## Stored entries
--*--

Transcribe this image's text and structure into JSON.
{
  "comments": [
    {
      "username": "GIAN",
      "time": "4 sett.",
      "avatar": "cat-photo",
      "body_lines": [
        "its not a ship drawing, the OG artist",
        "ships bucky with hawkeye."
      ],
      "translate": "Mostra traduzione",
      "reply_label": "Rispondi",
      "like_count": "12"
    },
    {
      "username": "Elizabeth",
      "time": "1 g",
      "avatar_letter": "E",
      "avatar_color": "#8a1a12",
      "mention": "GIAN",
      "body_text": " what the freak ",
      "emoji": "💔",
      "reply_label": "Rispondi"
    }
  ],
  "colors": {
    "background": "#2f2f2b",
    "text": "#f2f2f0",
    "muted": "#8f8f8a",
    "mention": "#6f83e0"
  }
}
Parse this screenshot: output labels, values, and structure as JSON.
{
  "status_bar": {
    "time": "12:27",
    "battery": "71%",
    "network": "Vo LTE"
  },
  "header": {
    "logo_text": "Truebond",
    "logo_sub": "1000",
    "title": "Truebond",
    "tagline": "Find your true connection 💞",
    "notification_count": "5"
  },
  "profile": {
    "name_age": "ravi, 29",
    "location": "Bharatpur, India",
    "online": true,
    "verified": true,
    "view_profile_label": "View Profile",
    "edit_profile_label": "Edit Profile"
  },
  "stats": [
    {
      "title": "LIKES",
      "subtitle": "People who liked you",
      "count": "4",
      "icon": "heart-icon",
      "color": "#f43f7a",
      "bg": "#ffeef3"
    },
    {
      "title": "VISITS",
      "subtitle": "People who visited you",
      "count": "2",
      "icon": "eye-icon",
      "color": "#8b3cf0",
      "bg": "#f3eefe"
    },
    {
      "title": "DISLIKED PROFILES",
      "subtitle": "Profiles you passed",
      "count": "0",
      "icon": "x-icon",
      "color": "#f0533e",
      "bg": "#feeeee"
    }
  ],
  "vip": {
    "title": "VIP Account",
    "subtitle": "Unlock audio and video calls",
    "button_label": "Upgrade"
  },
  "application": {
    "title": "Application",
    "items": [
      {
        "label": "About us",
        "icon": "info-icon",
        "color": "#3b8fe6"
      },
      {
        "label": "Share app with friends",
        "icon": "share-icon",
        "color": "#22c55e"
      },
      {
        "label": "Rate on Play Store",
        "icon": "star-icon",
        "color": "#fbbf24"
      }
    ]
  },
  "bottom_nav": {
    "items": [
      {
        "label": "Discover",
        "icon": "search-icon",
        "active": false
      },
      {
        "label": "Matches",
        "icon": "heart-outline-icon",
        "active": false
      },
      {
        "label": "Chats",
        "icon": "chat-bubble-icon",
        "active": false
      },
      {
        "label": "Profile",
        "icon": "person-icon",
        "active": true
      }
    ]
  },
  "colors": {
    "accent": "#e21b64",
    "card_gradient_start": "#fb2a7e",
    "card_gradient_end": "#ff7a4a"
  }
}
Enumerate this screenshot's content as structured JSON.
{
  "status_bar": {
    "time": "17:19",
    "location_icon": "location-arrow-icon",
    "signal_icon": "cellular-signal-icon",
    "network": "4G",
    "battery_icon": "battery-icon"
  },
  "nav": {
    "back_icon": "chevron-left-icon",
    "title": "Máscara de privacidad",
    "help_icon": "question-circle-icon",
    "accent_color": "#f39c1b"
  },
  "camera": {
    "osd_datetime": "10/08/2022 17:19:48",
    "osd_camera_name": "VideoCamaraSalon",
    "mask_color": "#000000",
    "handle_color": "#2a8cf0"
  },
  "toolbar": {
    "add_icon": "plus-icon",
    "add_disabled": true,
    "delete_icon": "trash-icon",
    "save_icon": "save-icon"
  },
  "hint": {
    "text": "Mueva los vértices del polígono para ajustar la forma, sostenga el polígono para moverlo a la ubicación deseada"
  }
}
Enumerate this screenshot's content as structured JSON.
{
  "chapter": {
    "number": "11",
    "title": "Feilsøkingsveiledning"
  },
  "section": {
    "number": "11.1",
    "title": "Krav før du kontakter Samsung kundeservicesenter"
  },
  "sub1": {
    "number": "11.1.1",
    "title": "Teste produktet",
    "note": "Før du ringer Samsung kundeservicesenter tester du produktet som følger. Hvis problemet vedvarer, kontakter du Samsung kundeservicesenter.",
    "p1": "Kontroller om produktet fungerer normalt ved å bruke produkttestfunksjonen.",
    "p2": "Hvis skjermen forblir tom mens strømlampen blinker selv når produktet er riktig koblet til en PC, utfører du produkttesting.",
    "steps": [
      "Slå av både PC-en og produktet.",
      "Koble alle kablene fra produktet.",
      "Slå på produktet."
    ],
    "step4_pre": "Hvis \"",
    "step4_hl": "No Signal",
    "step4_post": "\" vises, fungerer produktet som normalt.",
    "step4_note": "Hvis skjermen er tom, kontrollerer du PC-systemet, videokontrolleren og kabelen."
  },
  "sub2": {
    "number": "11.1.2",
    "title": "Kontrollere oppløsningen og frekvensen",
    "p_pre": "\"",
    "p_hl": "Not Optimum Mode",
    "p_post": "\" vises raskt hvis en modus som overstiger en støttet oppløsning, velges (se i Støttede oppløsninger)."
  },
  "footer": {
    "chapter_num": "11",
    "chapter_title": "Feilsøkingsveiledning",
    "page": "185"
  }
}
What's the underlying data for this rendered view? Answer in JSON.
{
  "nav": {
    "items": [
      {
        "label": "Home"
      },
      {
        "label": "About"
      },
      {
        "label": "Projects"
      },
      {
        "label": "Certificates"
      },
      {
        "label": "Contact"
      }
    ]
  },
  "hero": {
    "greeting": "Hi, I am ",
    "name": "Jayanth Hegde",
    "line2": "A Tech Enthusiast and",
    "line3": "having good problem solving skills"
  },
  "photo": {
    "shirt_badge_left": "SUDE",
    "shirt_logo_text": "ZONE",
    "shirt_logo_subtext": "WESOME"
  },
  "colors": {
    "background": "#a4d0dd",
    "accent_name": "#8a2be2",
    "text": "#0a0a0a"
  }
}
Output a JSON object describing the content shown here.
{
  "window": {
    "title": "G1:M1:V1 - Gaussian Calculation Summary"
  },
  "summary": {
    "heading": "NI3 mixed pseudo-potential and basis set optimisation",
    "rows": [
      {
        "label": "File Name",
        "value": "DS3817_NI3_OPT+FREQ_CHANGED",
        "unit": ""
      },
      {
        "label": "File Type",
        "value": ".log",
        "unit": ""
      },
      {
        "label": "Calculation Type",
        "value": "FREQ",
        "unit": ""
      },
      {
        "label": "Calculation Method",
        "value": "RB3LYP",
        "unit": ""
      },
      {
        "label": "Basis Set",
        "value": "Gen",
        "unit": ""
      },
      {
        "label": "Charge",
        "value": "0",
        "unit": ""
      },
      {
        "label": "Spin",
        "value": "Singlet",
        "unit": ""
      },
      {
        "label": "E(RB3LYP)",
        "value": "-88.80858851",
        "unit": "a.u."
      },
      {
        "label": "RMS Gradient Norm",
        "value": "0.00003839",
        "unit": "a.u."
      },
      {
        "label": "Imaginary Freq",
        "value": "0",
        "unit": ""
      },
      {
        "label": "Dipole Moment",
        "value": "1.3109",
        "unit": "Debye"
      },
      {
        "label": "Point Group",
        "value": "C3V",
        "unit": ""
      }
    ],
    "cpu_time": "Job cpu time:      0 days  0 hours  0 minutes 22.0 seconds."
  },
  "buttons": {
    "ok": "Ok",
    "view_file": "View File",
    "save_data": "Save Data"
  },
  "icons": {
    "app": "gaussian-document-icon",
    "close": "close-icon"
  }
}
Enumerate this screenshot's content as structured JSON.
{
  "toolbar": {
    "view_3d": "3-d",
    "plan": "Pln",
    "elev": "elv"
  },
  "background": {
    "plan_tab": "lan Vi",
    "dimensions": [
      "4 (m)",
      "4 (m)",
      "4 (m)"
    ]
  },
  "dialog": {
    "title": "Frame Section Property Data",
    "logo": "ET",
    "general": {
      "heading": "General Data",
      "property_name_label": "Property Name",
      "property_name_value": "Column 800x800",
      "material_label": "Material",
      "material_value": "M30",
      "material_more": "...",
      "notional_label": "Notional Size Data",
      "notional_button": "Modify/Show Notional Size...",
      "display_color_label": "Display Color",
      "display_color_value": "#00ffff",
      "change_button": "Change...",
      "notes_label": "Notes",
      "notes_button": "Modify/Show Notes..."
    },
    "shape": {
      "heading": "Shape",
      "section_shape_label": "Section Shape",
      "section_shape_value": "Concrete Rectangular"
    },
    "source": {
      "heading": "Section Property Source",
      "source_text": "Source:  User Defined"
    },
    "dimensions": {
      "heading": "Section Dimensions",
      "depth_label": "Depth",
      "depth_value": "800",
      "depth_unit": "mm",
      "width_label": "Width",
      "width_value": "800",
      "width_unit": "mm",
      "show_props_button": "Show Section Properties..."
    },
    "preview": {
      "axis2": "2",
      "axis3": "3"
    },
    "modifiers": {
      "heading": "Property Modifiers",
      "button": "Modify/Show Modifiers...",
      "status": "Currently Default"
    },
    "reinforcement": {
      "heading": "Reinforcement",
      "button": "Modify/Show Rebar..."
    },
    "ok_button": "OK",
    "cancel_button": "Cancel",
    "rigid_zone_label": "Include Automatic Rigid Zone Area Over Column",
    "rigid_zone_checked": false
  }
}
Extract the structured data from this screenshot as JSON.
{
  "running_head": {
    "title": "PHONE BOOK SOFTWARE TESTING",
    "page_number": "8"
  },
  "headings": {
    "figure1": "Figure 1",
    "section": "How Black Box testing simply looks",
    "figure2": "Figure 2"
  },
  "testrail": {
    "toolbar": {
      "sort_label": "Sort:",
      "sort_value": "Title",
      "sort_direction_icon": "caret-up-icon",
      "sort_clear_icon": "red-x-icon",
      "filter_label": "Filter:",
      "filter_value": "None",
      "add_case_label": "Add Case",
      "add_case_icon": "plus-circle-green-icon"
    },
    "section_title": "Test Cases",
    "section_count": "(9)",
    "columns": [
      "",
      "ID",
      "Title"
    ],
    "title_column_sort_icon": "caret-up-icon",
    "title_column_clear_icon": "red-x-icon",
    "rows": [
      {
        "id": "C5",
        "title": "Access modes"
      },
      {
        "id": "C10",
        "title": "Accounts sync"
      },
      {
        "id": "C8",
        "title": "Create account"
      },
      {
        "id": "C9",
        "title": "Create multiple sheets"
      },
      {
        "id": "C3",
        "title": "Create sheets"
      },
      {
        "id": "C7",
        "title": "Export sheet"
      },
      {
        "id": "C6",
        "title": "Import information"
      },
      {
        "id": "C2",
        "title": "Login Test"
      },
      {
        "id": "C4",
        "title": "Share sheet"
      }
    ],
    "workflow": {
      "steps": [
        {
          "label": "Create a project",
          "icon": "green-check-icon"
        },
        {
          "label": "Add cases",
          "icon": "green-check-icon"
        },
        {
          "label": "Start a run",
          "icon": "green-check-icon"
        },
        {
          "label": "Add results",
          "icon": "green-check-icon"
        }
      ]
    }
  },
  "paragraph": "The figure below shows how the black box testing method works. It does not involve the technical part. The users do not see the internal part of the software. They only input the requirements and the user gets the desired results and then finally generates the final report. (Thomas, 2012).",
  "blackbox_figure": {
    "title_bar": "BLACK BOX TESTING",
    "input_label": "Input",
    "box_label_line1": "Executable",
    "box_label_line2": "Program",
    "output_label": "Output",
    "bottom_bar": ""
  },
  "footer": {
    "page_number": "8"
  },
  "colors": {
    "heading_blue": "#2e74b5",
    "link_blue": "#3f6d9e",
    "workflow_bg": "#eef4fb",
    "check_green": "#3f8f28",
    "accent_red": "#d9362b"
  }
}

--*--

## Goal of the exercise
In the records above, how many lines contain the string "Notional"? State that number only.

## The output
2